#### To do
Which of the lines below holds the string "dipun"? Copy every line that does.
Excerpted data Start Marker
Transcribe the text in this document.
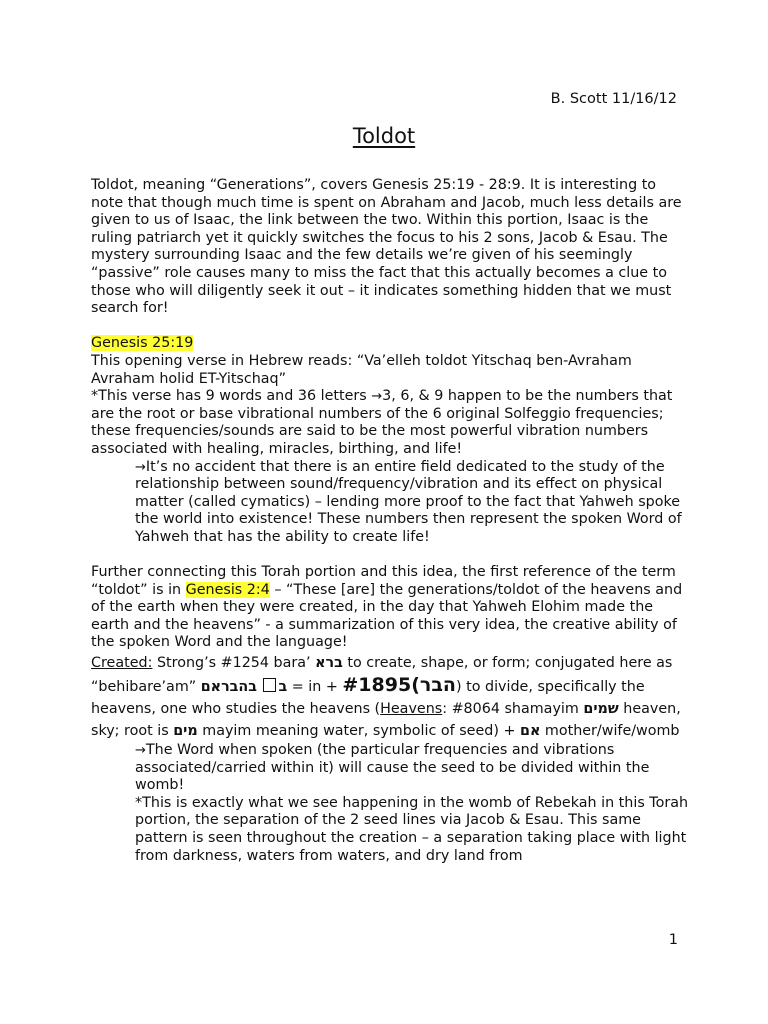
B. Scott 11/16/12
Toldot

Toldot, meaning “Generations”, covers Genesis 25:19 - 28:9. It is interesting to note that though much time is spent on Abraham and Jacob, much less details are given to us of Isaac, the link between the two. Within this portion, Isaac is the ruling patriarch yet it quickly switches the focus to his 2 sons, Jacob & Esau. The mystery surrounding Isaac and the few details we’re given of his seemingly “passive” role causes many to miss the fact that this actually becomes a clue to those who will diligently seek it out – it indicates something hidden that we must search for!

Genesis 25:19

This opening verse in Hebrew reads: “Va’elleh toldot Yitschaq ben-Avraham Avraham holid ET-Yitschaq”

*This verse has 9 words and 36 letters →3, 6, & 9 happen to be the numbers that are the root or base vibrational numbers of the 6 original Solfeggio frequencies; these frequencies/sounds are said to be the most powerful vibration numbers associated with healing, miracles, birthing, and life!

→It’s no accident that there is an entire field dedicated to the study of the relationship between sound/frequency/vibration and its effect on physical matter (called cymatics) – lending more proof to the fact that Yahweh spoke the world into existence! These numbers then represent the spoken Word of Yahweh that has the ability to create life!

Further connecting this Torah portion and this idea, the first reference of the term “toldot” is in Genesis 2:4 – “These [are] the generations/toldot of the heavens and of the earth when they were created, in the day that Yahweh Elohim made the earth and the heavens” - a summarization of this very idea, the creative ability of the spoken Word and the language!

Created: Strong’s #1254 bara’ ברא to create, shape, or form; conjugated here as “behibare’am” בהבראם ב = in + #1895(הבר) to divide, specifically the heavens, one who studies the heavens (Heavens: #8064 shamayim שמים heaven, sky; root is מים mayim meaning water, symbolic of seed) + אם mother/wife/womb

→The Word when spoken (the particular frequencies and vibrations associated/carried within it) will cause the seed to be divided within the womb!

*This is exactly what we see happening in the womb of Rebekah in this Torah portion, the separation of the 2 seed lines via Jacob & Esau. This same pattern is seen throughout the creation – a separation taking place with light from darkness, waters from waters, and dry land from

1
Excerpted data End Marker
Excerpted data Start Marker
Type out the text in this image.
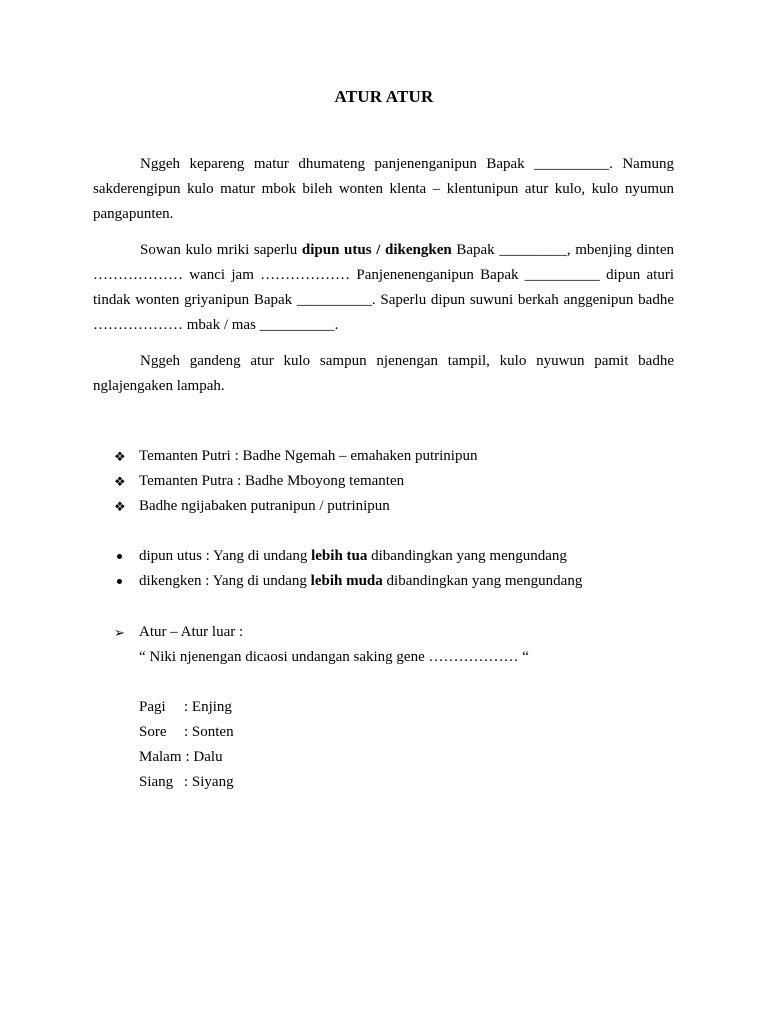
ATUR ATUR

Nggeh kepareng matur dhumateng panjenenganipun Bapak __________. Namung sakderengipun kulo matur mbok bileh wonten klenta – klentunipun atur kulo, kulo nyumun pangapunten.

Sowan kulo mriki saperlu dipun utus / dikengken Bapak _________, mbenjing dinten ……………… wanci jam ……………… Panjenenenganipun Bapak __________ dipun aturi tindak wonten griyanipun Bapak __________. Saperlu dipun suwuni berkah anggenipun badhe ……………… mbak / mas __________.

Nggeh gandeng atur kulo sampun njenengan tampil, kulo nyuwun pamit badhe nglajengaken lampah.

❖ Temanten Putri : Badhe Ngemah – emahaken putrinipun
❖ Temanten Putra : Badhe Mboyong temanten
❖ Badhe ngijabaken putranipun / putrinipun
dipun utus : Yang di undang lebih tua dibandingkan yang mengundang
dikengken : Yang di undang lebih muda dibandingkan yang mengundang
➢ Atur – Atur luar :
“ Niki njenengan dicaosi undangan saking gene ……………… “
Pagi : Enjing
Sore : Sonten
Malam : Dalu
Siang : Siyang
Excerpted data End Marker
#### Response to the task
Sowan kulo mriki saperlu dipun utus / dikengken Bapak _________, mbenjing dinten ……………… wanci jam ……………… Panjenenenganipun Bapak __________ dipun aturi tindak wonten griyanipun Bapak __________. Saperlu dipun suwuni berkah anggenipun badhe ……………… mbak / mas __________.
dipun utus : Yang di undang lebih tua dibandingkan yang mengundang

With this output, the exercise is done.